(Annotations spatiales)
......
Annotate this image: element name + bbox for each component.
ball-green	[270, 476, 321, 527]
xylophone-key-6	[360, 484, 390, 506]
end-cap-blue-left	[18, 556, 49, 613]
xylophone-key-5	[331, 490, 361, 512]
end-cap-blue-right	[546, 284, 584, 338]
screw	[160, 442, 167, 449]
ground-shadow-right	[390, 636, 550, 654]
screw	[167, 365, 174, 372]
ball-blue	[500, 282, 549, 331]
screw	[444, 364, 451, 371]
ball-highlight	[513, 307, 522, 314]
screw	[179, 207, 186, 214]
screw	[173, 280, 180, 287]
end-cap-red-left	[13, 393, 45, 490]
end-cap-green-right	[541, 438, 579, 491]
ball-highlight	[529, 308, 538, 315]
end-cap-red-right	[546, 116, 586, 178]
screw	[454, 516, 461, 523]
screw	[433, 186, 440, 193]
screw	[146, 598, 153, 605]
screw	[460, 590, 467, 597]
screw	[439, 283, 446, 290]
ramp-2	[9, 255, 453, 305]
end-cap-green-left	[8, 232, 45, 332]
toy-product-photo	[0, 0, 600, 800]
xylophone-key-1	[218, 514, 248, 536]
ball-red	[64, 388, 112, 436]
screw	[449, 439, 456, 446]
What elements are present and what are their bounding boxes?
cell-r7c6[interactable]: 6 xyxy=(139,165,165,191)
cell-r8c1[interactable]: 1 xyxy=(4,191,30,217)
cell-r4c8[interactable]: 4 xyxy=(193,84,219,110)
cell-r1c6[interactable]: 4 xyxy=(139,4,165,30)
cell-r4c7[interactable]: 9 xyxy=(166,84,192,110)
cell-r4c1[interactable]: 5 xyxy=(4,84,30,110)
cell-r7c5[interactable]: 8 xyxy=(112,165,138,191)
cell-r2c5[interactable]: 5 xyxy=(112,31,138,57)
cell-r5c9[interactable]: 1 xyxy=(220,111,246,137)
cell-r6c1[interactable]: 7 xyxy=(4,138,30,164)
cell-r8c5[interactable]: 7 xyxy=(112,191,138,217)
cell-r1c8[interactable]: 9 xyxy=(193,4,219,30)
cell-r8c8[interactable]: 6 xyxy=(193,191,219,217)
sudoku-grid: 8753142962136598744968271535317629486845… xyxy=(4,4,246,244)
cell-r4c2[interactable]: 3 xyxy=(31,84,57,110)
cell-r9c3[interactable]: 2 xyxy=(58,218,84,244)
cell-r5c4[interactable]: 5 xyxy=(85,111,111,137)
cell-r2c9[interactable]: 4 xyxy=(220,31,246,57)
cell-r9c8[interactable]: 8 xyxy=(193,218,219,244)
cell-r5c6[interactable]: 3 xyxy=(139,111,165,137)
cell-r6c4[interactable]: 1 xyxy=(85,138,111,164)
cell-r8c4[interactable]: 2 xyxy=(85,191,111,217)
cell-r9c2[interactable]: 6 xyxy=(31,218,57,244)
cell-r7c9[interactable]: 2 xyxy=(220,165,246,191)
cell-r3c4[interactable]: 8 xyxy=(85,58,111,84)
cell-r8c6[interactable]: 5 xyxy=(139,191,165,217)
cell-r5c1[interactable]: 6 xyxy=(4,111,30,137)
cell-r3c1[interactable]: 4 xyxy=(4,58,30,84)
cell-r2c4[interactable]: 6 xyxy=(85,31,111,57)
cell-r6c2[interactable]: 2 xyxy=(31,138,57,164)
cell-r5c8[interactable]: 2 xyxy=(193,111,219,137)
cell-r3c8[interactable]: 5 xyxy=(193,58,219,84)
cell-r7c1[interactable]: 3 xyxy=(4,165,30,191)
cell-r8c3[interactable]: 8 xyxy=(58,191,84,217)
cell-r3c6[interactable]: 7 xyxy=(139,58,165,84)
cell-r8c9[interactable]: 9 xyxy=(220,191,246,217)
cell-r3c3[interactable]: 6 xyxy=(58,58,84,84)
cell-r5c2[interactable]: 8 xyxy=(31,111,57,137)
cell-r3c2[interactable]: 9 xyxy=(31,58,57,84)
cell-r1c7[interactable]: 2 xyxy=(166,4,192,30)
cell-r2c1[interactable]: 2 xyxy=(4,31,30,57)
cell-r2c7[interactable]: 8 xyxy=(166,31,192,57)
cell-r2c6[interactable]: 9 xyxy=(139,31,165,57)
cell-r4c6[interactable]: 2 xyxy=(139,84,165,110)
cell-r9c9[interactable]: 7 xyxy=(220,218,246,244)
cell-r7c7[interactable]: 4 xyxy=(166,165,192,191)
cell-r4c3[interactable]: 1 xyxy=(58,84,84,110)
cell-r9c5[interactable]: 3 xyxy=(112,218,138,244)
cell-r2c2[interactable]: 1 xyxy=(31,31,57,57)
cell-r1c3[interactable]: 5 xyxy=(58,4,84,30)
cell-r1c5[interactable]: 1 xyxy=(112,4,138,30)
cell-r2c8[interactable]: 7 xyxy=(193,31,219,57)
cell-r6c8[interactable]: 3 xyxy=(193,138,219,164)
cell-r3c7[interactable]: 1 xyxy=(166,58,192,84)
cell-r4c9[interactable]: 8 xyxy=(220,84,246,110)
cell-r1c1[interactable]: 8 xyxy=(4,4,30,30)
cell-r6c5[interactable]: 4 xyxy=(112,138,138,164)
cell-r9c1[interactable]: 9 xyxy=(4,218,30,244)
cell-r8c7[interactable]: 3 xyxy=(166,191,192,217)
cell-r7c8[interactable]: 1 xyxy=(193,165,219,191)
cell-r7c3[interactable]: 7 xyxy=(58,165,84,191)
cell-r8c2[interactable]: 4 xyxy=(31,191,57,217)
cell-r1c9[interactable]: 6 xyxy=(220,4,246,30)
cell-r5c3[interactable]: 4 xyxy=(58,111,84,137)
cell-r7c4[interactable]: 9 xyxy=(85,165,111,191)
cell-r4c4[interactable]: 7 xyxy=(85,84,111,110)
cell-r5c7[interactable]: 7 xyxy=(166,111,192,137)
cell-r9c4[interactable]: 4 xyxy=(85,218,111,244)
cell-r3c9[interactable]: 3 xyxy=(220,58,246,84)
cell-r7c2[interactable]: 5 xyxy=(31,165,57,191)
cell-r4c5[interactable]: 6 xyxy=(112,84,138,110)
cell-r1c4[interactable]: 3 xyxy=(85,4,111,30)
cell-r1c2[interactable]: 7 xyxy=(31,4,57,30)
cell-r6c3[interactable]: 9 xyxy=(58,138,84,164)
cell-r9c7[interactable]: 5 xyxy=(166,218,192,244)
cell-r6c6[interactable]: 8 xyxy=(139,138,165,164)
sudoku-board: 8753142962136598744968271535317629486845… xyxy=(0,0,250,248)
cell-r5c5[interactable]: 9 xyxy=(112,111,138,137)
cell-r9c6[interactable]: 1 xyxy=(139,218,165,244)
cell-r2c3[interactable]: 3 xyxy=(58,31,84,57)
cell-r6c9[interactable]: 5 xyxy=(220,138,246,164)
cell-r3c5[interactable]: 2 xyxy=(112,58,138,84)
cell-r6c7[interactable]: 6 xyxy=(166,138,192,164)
......
Citez telles quelles toutes les lignes ci-dessus, sans rien y changer.

Annotate this image: element name + bbox for each component.
ball-green	[270, 476, 321, 527]
xylophone-key-6	[360, 484, 390, 506]
end-cap-blue-left	[18, 556, 49, 613]
xylophone-key-5	[331, 490, 361, 512]
end-cap-blue-right	[546, 284, 584, 338]
screw	[160, 442, 167, 449]
ground-shadow-right	[390, 636, 550, 654]
screw	[167, 365, 174, 372]
ball-blue	[500, 282, 549, 331]
screw	[444, 364, 451, 371]
ball-highlight	[513, 307, 522, 314]
screw	[179, 207, 186, 214]
screw	[173, 280, 180, 287]
end-cap-red-left	[13, 393, 45, 490]
end-cap-green-right	[541, 438, 579, 491]
ball-highlight	[529, 308, 538, 315]
end-cap-red-right	[546, 116, 586, 178]
screw	[454, 516, 461, 523]
screw	[433, 186, 440, 193]
screw	[146, 598, 153, 605]
screw	[460, 590, 467, 597]
screw	[439, 283, 446, 290]
ramp-2	[9, 255, 453, 305]
end-cap-green-left	[8, 232, 45, 332]
toy-product-photo	[0, 0, 600, 800]
xylophone-key-1	[218, 514, 248, 536]
ball-red	[64, 388, 112, 436]
screw	[449, 439, 456, 446]
What elements are present and what are their bounding boxes?
cell-r7c6[interactable]: 6 xyxy=(139,165,165,191)
cell-r8c1[interactable]: 1 xyxy=(4,191,30,217)
cell-r4c8[interactable]: 4 xyxy=(193,84,219,110)
cell-r1c6[interactable]: 4 xyxy=(139,4,165,30)
cell-r4c7[interactable]: 9 xyxy=(166,84,192,110)
cell-r4c1[interactable]: 5 xyxy=(4,84,30,110)
cell-r7c5[interactable]: 8 xyxy=(112,165,138,191)
cell-r2c5[interactable]: 5 xyxy=(112,31,138,57)
cell-r5c9[interactable]: 1 xyxy=(220,111,246,137)
cell-r6c1[interactable]: 7 xyxy=(4,138,30,164)
cell-r8c5[interactable]: 7 xyxy=(112,191,138,217)
cell-r1c8[interactable]: 9 xyxy=(193,4,219,30)
cell-r8c8[interactable]: 6 xyxy=(193,191,219,217)
sudoku-grid: 8753142962136598744968271535317629486845… xyxy=(4,4,246,244)
cell-r4c2[interactable]: 3 xyxy=(31,84,57,110)
cell-r9c3[interactable]: 2 xyxy=(58,218,84,244)
cell-r5c4[interactable]: 5 xyxy=(85,111,111,137)
cell-r2c9[interactable]: 4 xyxy=(220,31,246,57)
cell-r9c8[interactable]: 8 xyxy=(193,218,219,244)
cell-r5c6[interactable]: 3 xyxy=(139,111,165,137)
cell-r6c4[interactable]: 1 xyxy=(85,138,111,164)
cell-r8c4[interactable]: 2 xyxy=(85,191,111,217)
cell-r9c2[interactable]: 6 xyxy=(31,218,57,244)
cell-r7c9[interactable]: 2 xyxy=(220,165,246,191)
cell-r3c4[interactable]: 8 xyxy=(85,58,111,84)
cell-r8c6[interactable]: 5 xyxy=(139,191,165,217)
cell-r5c1[interactable]: 6 xyxy=(4,111,30,137)
cell-r3c1[interactable]: 4 xyxy=(4,58,30,84)
cell-r2c4[interactable]: 6 xyxy=(85,31,111,57)
cell-r6c2[interactable]: 2 xyxy=(31,138,57,164)
cell-r5c8[interactable]: 2 xyxy=(193,111,219,137)
cell-r3c8[interactable]: 5 xyxy=(193,58,219,84)
cell-r7c1[interactable]: 3 xyxy=(4,165,30,191)
cell-r8c3[interactable]: 8 xyxy=(58,191,84,217)
cell-r3c6[interactable]: 7 xyxy=(139,58,165,84)
cell-r8c9[interactable]: 9 xyxy=(220,191,246,217)
cell-r3c3[interactable]: 6 xyxy=(58,58,84,84)
cell-r5c2[interactable]: 8 xyxy=(31,111,57,137)
cell-r3c2[interactable]: 9 xyxy=(31,58,57,84)
cell-r1c7[interactable]: 2 xyxy=(166,4,192,30)
cell-r2c1[interactable]: 2 xyxy=(4,31,30,57)
cell-r2c7[interactable]: 8 xyxy=(166,31,192,57)
cell-r2c6[interactable]: 9 xyxy=(139,31,165,57)
cell-r4c6[interactable]: 2 xyxy=(139,84,165,110)
cell-r9c9[interactable]: 7 xyxy=(220,218,246,244)
cell-r7c7[interactable]: 4 xyxy=(166,165,192,191)
cell-r4c3[interactable]: 1 xyxy=(58,84,84,110)
cell-r9c5[interactable]: 3 xyxy=(112,218,138,244)
cell-r2c2[interactable]: 1 xyxy=(31,31,57,57)
cell-r1c3[interactable]: 5 xyxy=(58,4,84,30)
cell-r1c5[interactable]: 1 xyxy=(112,4,138,30)
cell-r2c8[interactable]: 7 xyxy=(193,31,219,57)
cell-r6c8[interactable]: 3 xyxy=(193,138,219,164)
cell-r3c7[interactable]: 1 xyxy=(166,58,192,84)
cell-r4c9[interactable]: 8 xyxy=(220,84,246,110)
cell-r1c1[interactable]: 8 xyxy=(4,4,30,30)
cell-r6c5[interactable]: 4 xyxy=(112,138,138,164)
cell-r9c1[interactable]: 9 xyxy=(4,218,30,244)
cell-r8c7[interactable]: 3 xyxy=(166,191,192,217)
cell-r7c8[interactable]: 1 xyxy=(193,165,219,191)
cell-r7c3[interactable]: 7 xyxy=(58,165,84,191)
cell-r8c2[interactable]: 4 xyxy=(31,191,57,217)
cell-r1c9[interactable]: 6 xyxy=(220,4,246,30)
cell-r5c3[interactable]: 4 xyxy=(58,111,84,137)
cell-r7c4[interactable]: 9 xyxy=(85,165,111,191)
cell-r4c4[interactable]: 7 xyxy=(85,84,111,110)
cell-r5c7[interactable]: 7 xyxy=(166,111,192,137)
cell-r9c4[interactable]: 4 xyxy=(85,218,111,244)
cell-r3c9[interactable]: 3 xyxy=(220,58,246,84)
cell-r7c2[interactable]: 5 xyxy=(31,165,57,191)
cell-r4c5[interactable]: 6 xyxy=(112,84,138,110)
cell-r1c4[interactable]: 3 xyxy=(85,4,111,30)
cell-r1c2[interactable]: 7 xyxy=(31,4,57,30)
cell-r6c3[interactable]: 9 xyxy=(58,138,84,164)
cell-r9c7[interactable]: 5 xyxy=(166,218,192,244)
cell-r6c6[interactable]: 8 xyxy=(139,138,165,164)
sudoku-board: 8753142962136598744968271535317629486845… xyxy=(0,0,250,248)
cell-r5c5[interactable]: 9 xyxy=(112,111,138,137)
cell-r9c6[interactable]: 1 xyxy=(139,218,165,244)
cell-r2c3[interactable]: 3 xyxy=(58,31,84,57)
cell-r6c9[interactable]: 5 xyxy=(220,138,246,164)
cell-r3c5[interactable]: 2 xyxy=(112,58,138,84)
cell-r6c7[interactable]: 6 xyxy=(166,138,192,164)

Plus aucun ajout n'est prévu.